• TASK DETAILS: Below are the records; locate each line with the word "four" and copy it.

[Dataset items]

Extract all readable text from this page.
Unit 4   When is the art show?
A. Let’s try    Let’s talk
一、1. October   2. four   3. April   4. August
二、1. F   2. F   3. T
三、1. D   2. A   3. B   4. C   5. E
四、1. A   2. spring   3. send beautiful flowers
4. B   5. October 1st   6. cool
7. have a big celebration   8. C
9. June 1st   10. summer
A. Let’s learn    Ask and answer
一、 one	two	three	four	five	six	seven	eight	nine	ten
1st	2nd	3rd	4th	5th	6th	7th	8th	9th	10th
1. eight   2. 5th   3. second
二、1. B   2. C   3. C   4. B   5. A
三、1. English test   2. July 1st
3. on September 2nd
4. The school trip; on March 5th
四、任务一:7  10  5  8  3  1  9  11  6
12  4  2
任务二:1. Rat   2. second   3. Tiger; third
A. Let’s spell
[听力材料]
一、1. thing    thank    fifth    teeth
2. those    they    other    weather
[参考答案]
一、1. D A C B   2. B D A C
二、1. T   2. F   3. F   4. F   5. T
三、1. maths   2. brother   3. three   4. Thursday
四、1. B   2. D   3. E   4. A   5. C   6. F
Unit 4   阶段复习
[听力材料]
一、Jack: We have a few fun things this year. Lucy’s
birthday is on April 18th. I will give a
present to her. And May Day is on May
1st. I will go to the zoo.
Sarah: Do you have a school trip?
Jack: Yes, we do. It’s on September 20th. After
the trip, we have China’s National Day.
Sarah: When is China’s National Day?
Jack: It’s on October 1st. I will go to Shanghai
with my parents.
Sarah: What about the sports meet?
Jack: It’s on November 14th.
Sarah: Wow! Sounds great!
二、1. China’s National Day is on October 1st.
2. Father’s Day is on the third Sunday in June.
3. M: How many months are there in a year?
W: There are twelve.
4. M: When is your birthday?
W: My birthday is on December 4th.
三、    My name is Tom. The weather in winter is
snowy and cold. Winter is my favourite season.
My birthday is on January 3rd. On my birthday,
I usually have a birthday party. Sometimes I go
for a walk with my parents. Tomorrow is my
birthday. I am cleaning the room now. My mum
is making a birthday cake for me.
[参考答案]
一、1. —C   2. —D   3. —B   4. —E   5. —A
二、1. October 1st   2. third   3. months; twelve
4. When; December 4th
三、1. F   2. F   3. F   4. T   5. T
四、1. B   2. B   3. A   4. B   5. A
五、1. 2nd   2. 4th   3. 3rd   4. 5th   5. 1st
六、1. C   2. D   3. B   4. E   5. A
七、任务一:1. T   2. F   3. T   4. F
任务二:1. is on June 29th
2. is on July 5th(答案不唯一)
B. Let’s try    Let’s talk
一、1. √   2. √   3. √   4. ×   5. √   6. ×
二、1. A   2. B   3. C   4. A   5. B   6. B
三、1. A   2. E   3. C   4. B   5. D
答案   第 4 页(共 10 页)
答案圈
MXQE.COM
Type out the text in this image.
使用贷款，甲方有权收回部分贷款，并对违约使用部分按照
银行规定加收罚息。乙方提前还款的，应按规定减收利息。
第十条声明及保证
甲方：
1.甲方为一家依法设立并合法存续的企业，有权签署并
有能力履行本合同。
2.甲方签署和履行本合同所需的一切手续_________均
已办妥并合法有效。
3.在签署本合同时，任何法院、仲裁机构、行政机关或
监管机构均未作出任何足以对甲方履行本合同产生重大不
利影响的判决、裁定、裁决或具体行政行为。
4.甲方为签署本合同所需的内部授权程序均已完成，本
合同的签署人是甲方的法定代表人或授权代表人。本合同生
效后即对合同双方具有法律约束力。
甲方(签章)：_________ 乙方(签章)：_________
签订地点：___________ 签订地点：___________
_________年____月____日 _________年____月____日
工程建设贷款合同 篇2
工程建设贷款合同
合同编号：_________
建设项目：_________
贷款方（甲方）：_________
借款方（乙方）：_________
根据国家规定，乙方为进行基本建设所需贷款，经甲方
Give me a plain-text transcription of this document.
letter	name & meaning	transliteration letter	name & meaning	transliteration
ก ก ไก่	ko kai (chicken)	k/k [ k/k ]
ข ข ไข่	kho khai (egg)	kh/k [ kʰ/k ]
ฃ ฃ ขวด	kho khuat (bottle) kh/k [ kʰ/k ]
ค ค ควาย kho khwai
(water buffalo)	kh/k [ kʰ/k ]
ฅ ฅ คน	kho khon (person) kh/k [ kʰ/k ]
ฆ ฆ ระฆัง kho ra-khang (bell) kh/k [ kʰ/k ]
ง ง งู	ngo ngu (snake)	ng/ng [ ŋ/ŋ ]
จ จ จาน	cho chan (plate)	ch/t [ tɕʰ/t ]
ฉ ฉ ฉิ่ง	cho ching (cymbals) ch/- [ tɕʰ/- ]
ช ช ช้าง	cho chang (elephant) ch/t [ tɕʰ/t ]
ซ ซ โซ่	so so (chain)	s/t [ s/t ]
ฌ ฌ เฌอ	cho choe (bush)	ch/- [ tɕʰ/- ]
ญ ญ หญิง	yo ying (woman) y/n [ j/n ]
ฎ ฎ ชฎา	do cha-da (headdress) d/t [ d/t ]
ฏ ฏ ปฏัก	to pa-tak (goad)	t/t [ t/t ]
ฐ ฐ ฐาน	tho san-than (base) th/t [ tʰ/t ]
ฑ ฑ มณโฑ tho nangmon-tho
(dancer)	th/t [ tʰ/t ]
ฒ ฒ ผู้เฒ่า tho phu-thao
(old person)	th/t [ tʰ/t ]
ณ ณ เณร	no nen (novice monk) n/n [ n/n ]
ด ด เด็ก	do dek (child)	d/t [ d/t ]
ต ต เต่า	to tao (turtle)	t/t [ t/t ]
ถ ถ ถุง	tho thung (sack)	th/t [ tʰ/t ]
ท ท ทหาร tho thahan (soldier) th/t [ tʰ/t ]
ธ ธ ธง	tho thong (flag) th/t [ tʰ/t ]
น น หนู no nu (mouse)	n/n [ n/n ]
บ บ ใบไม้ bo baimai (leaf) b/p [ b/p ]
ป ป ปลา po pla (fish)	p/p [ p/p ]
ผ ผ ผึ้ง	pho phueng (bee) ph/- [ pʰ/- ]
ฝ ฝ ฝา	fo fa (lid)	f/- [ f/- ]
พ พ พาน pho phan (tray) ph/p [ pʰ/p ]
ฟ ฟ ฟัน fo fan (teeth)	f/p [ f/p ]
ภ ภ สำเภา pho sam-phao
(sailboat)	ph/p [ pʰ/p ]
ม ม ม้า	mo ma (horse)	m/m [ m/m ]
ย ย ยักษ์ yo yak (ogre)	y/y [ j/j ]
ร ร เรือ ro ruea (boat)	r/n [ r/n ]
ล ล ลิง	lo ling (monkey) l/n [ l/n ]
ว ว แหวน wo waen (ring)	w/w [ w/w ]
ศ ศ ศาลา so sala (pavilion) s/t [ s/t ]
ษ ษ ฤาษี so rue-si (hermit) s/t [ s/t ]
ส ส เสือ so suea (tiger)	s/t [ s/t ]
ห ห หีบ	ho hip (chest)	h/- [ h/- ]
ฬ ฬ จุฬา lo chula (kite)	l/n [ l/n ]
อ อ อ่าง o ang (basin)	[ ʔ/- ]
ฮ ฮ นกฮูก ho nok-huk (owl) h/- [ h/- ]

• RESULT FOR THIS TASK:
一、1. October   2. four   3. April   4. August
一、 one	two	three	four	five	six	seven	eight	nine	ten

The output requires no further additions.